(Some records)
════════════════════
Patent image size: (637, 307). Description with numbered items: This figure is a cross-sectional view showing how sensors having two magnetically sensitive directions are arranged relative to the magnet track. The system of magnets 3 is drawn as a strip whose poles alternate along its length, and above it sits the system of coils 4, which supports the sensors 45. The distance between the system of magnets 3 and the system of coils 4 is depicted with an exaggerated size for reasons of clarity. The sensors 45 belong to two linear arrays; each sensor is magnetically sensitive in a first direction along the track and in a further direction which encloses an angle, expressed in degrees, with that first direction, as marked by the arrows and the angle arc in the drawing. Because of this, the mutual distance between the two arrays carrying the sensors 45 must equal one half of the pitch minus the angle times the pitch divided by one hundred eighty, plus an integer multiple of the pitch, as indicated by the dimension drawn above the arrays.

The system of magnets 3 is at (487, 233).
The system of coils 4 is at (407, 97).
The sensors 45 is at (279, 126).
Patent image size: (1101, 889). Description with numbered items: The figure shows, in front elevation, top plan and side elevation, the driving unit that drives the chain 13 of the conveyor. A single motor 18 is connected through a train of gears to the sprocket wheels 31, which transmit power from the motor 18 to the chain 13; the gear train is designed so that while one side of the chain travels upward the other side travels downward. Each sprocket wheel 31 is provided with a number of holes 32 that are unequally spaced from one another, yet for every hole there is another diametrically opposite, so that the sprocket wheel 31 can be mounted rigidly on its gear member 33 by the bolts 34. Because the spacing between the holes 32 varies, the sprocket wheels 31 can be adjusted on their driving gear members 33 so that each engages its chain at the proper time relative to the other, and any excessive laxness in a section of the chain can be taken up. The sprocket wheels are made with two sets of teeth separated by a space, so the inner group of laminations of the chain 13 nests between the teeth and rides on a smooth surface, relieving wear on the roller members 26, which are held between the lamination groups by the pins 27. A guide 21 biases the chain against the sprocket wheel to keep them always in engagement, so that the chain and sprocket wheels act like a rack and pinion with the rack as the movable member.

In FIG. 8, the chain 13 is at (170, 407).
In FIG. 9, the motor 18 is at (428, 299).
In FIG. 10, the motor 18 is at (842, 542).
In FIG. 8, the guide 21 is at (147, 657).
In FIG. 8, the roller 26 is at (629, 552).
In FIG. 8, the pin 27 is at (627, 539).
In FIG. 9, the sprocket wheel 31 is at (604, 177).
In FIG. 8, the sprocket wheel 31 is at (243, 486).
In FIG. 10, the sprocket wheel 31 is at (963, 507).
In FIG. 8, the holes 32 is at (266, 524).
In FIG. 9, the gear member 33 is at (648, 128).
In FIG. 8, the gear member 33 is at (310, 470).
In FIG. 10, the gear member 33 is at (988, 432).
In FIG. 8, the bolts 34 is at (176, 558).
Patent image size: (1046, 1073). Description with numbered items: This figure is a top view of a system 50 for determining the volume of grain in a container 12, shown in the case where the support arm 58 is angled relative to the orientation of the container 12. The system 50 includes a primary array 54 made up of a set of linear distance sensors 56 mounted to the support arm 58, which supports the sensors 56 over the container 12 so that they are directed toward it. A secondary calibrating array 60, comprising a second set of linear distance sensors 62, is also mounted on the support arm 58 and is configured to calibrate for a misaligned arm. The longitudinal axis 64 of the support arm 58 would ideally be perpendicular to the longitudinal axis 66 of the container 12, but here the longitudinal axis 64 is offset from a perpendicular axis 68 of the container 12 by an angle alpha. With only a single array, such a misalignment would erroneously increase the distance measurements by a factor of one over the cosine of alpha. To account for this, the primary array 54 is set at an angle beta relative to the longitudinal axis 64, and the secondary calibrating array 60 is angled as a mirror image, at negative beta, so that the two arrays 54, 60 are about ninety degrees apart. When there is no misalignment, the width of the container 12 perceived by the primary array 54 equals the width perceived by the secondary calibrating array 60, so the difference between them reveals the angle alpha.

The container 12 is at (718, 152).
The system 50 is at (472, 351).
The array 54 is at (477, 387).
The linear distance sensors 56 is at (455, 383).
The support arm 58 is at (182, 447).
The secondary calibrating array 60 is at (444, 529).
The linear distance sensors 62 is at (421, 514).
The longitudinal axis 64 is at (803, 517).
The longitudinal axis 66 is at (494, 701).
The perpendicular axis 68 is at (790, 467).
════════════════════
From the listing above, pull out each line that contains the word "magnets" and copy it in full.

◆ Full answer:
Patent image size: (637, 307). Description with numbered items: This figure is a cross-sectional view showing how sensors having two magnetically sensitive directions are arranged relative to the magnet track. The system of magnets 3 is drawn as a strip whose poles alternate along its length, and above it sits the system of coils 4, which supports the sensors 45. The distance between the system of magnets 3 and the system of coils 4 is depicted with an exaggerated size for reasons of clarity. The sensors 45 belong to two linear arrays; each sensor is magnetically sensitive in a first direction along the track and in a further direction which encloses an angle, expressed in degrees, with that first direction, as marked by the arrows and the angle arc in the drawing. Because of this, the mutual distance between the two arrays carrying the sensors 45 must equal one half of the pitch minus the angle times the pitch divided by one hundred eighty, plus an integer multiple of the pitch, as indicated by the dimension drawn above the arrays.
The system of magnets 3 is at (487, 233).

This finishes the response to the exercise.